Dataset items:
****************
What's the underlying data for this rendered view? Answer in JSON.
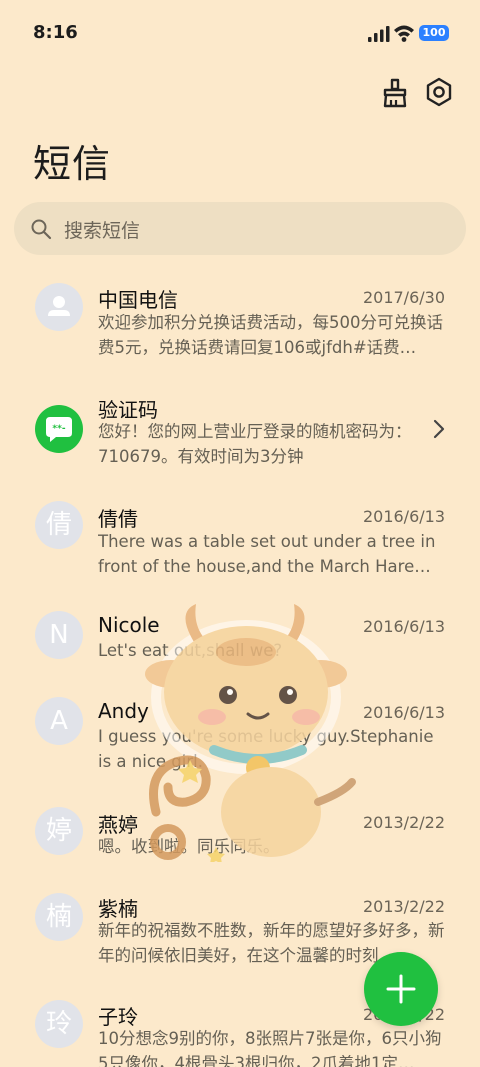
{
  "status_bar": {
    "time": "8:16",
    "battery": "100"
  },
  "header": {
    "title": "短信"
  },
  "search": {
    "placeholder": "搜索短信"
  },
  "conversations": [
    {
      "avatar_char": "",
      "avatar_type": "person-icon",
      "name": "中国电信",
      "date": "2017/6/30",
      "preview": "欢迎参加积分兑换话费活动，每500分可兑换话费5元，兑换话费请回复106或jfdh#话费…"
    },
    {
      "avatar_char": "",
      "avatar_type": "chat-bubble-icon",
      "name": "验证码",
      "date": "",
      "preview": "您好！您的网上营业厅登录的随机密码为：710679。有效时间为3分钟"
    },
    {
      "avatar_char": "倩",
      "name": "倩倩",
      "date": "2016/6/13",
      "preview": "There was a table set out under a tree in front of the house,and the March Hare an…"
    },
    {
      "avatar_char": "N",
      "name": "Nicole",
      "date": "2016/6/13",
      "preview": "Let's eat out,shall we?"
    },
    {
      "avatar_char": "A",
      "name": "Andy",
      "date": "2016/6/13",
      "preview": "I guess you're some lucky guy.Stephanie is a nice girl."
    },
    {
      "avatar_char": "婷",
      "name": "燕婷",
      "date": "2013/2/22",
      "preview": "嗯。收到啦。同乐同乐。"
    },
    {
      "avatar_char": "楠",
      "name": "紫楠",
      "date": "2013/2/22",
      "preview": "新年的祝福数不胜数，新年的愿望好多好多，新年的问候依旧美好，在这个温馨的时刻…"
    },
    {
      "avatar_char": "玲",
      "name": "子玲",
      "date": "2013/2/22",
      "preview": "10分想念9别的你，8张照片7张是你，6只小狗5只像你，4根骨头3根归你，2爪着地1定…"
    }
  ],
  "colors": {
    "background": "#fce9cb",
    "fab": "#20c040",
    "avatar": "#e1e3e9",
    "code_avatar": "#20c040"
  }
}
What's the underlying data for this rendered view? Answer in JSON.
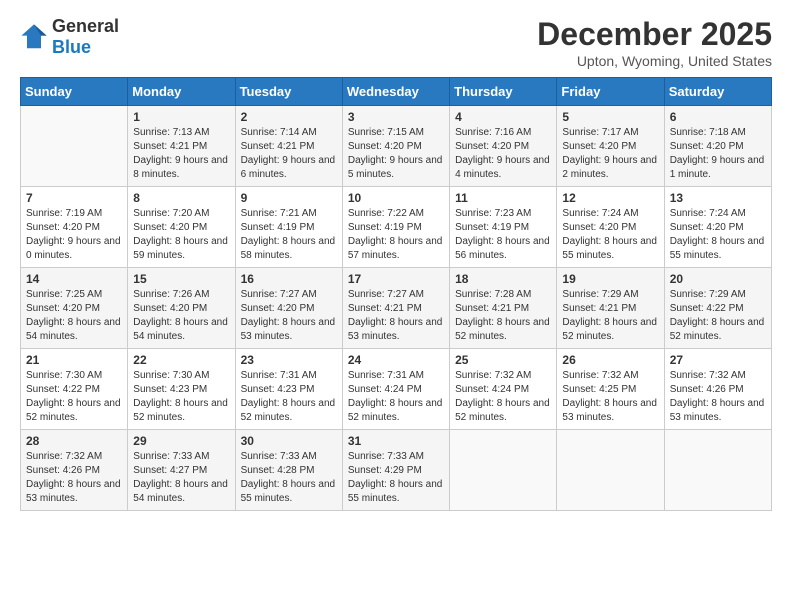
{
  "logo": {
    "general": "General",
    "blue": "Blue"
  },
  "title": "December 2025",
  "location": "Upton, Wyoming, United States",
  "days_of_week": [
    "Sunday",
    "Monday",
    "Tuesday",
    "Wednesday",
    "Thursday",
    "Friday",
    "Saturday"
  ],
  "weeks": [
    [
      {
        "day": "",
        "sunrise": "",
        "sunset": "",
        "daylight": ""
      },
      {
        "day": "1",
        "sunrise": "Sunrise: 7:13 AM",
        "sunset": "Sunset: 4:21 PM",
        "daylight": "Daylight: 9 hours and 8 minutes."
      },
      {
        "day": "2",
        "sunrise": "Sunrise: 7:14 AM",
        "sunset": "Sunset: 4:21 PM",
        "daylight": "Daylight: 9 hours and 6 minutes."
      },
      {
        "day": "3",
        "sunrise": "Sunrise: 7:15 AM",
        "sunset": "Sunset: 4:20 PM",
        "daylight": "Daylight: 9 hours and 5 minutes."
      },
      {
        "day": "4",
        "sunrise": "Sunrise: 7:16 AM",
        "sunset": "Sunset: 4:20 PM",
        "daylight": "Daylight: 9 hours and 4 minutes."
      },
      {
        "day": "5",
        "sunrise": "Sunrise: 7:17 AM",
        "sunset": "Sunset: 4:20 PM",
        "daylight": "Daylight: 9 hours and 2 minutes."
      },
      {
        "day": "6",
        "sunrise": "Sunrise: 7:18 AM",
        "sunset": "Sunset: 4:20 PM",
        "daylight": "Daylight: 9 hours and 1 minute."
      }
    ],
    [
      {
        "day": "7",
        "sunrise": "Sunrise: 7:19 AM",
        "sunset": "Sunset: 4:20 PM",
        "daylight": "Daylight: 9 hours and 0 minutes."
      },
      {
        "day": "8",
        "sunrise": "Sunrise: 7:20 AM",
        "sunset": "Sunset: 4:20 PM",
        "daylight": "Daylight: 8 hours and 59 minutes."
      },
      {
        "day": "9",
        "sunrise": "Sunrise: 7:21 AM",
        "sunset": "Sunset: 4:19 PM",
        "daylight": "Daylight: 8 hours and 58 minutes."
      },
      {
        "day": "10",
        "sunrise": "Sunrise: 7:22 AM",
        "sunset": "Sunset: 4:19 PM",
        "daylight": "Daylight: 8 hours and 57 minutes."
      },
      {
        "day": "11",
        "sunrise": "Sunrise: 7:23 AM",
        "sunset": "Sunset: 4:19 PM",
        "daylight": "Daylight: 8 hours and 56 minutes."
      },
      {
        "day": "12",
        "sunrise": "Sunrise: 7:24 AM",
        "sunset": "Sunset: 4:20 PM",
        "daylight": "Daylight: 8 hours and 55 minutes."
      },
      {
        "day": "13",
        "sunrise": "Sunrise: 7:24 AM",
        "sunset": "Sunset: 4:20 PM",
        "daylight": "Daylight: 8 hours and 55 minutes."
      }
    ],
    [
      {
        "day": "14",
        "sunrise": "Sunrise: 7:25 AM",
        "sunset": "Sunset: 4:20 PM",
        "daylight": "Daylight: 8 hours and 54 minutes."
      },
      {
        "day": "15",
        "sunrise": "Sunrise: 7:26 AM",
        "sunset": "Sunset: 4:20 PM",
        "daylight": "Daylight: 8 hours and 54 minutes."
      },
      {
        "day": "16",
        "sunrise": "Sunrise: 7:27 AM",
        "sunset": "Sunset: 4:20 PM",
        "daylight": "Daylight: 8 hours and 53 minutes."
      },
      {
        "day": "17",
        "sunrise": "Sunrise: 7:27 AM",
        "sunset": "Sunset: 4:21 PM",
        "daylight": "Daylight: 8 hours and 53 minutes."
      },
      {
        "day": "18",
        "sunrise": "Sunrise: 7:28 AM",
        "sunset": "Sunset: 4:21 PM",
        "daylight": "Daylight: 8 hours and 52 minutes."
      },
      {
        "day": "19",
        "sunrise": "Sunrise: 7:29 AM",
        "sunset": "Sunset: 4:21 PM",
        "daylight": "Daylight: 8 hours and 52 minutes."
      },
      {
        "day": "20",
        "sunrise": "Sunrise: 7:29 AM",
        "sunset": "Sunset: 4:22 PM",
        "daylight": "Daylight: 8 hours and 52 minutes."
      }
    ],
    [
      {
        "day": "21",
        "sunrise": "Sunrise: 7:30 AM",
        "sunset": "Sunset: 4:22 PM",
        "daylight": "Daylight: 8 hours and 52 minutes."
      },
      {
        "day": "22",
        "sunrise": "Sunrise: 7:30 AM",
        "sunset": "Sunset: 4:23 PM",
        "daylight": "Daylight: 8 hours and 52 minutes."
      },
      {
        "day": "23",
        "sunrise": "Sunrise: 7:31 AM",
        "sunset": "Sunset: 4:23 PM",
        "daylight": "Daylight: 8 hours and 52 minutes."
      },
      {
        "day": "24",
        "sunrise": "Sunrise: 7:31 AM",
        "sunset": "Sunset: 4:24 PM",
        "daylight": "Daylight: 8 hours and 52 minutes."
      },
      {
        "day": "25",
        "sunrise": "Sunrise: 7:32 AM",
        "sunset": "Sunset: 4:24 PM",
        "daylight": "Daylight: 8 hours and 52 minutes."
      },
      {
        "day": "26",
        "sunrise": "Sunrise: 7:32 AM",
        "sunset": "Sunset: 4:25 PM",
        "daylight": "Daylight: 8 hours and 53 minutes."
      },
      {
        "day": "27",
        "sunrise": "Sunrise: 7:32 AM",
        "sunset": "Sunset: 4:26 PM",
        "daylight": "Daylight: 8 hours and 53 minutes."
      }
    ],
    [
      {
        "day": "28",
        "sunrise": "Sunrise: 7:32 AM",
        "sunset": "Sunset: 4:26 PM",
        "daylight": "Daylight: 8 hours and 53 minutes."
      },
      {
        "day": "29",
        "sunrise": "Sunrise: 7:33 AM",
        "sunset": "Sunset: 4:27 PM",
        "daylight": "Daylight: 8 hours and 54 minutes."
      },
      {
        "day": "30",
        "sunrise": "Sunrise: 7:33 AM",
        "sunset": "Sunset: 4:28 PM",
        "daylight": "Daylight: 8 hours and 55 minutes."
      },
      {
        "day": "31",
        "sunrise": "Sunrise: 7:33 AM",
        "sunset": "Sunset: 4:29 PM",
        "daylight": "Daylight: 8 hours and 55 minutes."
      },
      {
        "day": "",
        "sunrise": "",
        "sunset": "",
        "daylight": ""
      },
      {
        "day": "",
        "sunrise": "",
        "sunset": "",
        "daylight": ""
      },
      {
        "day": "",
        "sunrise": "",
        "sunset": "",
        "daylight": ""
      }
    ]
  ]
}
****************
> **Instructions for the task**
Note how many lines of the material contain the string "icon". Then report that number by itself.

> **Written answer**
2